--- STATED EXERCISE ---
Word for word, give the material below again, minus any images.

[Data excerpts]
———
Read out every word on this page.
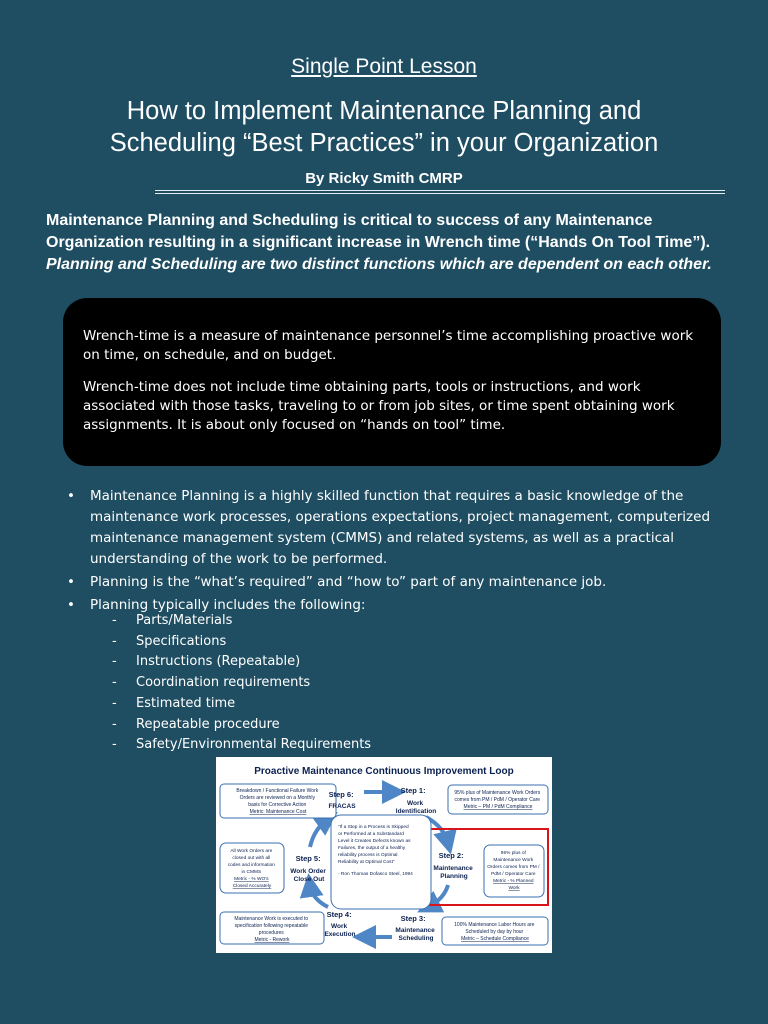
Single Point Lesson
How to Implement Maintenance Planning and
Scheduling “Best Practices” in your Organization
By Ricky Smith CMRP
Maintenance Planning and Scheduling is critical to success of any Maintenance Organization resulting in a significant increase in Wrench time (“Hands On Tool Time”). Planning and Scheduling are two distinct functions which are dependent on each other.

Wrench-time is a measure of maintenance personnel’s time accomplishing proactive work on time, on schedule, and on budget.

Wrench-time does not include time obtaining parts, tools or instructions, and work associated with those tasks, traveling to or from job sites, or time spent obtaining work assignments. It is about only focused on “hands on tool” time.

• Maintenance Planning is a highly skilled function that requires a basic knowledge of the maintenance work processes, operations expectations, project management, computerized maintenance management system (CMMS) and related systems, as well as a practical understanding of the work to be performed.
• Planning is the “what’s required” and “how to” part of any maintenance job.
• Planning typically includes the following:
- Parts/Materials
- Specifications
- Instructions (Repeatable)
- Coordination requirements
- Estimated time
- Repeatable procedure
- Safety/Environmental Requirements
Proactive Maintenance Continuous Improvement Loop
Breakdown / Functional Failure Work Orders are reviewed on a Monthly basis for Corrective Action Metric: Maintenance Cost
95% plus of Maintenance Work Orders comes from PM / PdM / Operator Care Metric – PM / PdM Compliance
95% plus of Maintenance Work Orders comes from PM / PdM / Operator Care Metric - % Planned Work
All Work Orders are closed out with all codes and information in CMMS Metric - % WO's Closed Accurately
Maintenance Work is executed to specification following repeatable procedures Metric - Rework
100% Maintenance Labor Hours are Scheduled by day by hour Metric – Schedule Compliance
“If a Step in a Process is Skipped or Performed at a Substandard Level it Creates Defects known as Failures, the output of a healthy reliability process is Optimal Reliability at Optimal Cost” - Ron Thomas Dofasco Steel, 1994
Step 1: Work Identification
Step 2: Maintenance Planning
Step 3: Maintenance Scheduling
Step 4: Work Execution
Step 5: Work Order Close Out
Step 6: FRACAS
———
--- CORRECT RESPONSE ---
Read out every word on this page.
Single Point Lesson
How to Implement Maintenance Planning and
Scheduling “Best Practices” in your Organization
By Ricky Smith CMRP
Maintenance Planning and Scheduling is critical to success of any Maintenance Organization resulting in a significant increase in Wrench time (“Hands On Tool Time”). Planning and Scheduling are two distinct functions which are dependent on each other.

Wrench-time is a measure of maintenance personnel’s time accomplishing proactive work on time, on schedule, and on budget.

Wrench-time does not include time obtaining parts, tools or instructions, and work associated with those tasks, traveling to or from job sites, or time spent obtaining work assignments. It is about only focused on “hands on tool” time.

• Maintenance Planning is a highly skilled function that requires a basic knowledge of the maintenance work processes, operations expectations, project management, computerized maintenance management system (CMMS) and related systems, as well as a practical understanding of the work to be performed.
• Planning is the “what’s required” and “how to” part of any maintenance job.
• Planning typically includes the following:
- Parts/Materials
- Specifications
- Instructions (Repeatable)
- Coordination requirements
- Estimated time
- Repeatable procedure
- Safety/Environmental Requirements
Proactive Maintenance Continuous Improvement Loop
Breakdown / Functional Failure Work Orders are reviewed on a Monthly basis for Corrective Action Metric: Maintenance Cost
95% plus of Maintenance Work Orders comes from PM / PdM / Operator Care Metric – PM / PdM Compliance
95% plus of Maintenance Work Orders comes from PM / PdM / Operator Care Metric - % Planned Work
All Work Orders are closed out with all codes and information in CMMS Metric - % WO's Closed Accurately
Maintenance Work is executed to specification following repeatable procedures Metric - Rework
100% Maintenance Labor Hours are Scheduled by day by hour Metric – Schedule Compliance
“If a Step in a Process is Skipped or Performed at a Substandard Level it Creates Defects known as Failures, the output of a healthy reliability process is Optimal Reliability at Optimal Cost” - Ron Thomas Dofasco Steel, 1994
Step 1: Work Identification
Step 2: Maintenance Planning
Step 3: Maintenance Scheduling
Step 4: Work Execution
Step 5: Work Order Close Out
Step 6: FRACAS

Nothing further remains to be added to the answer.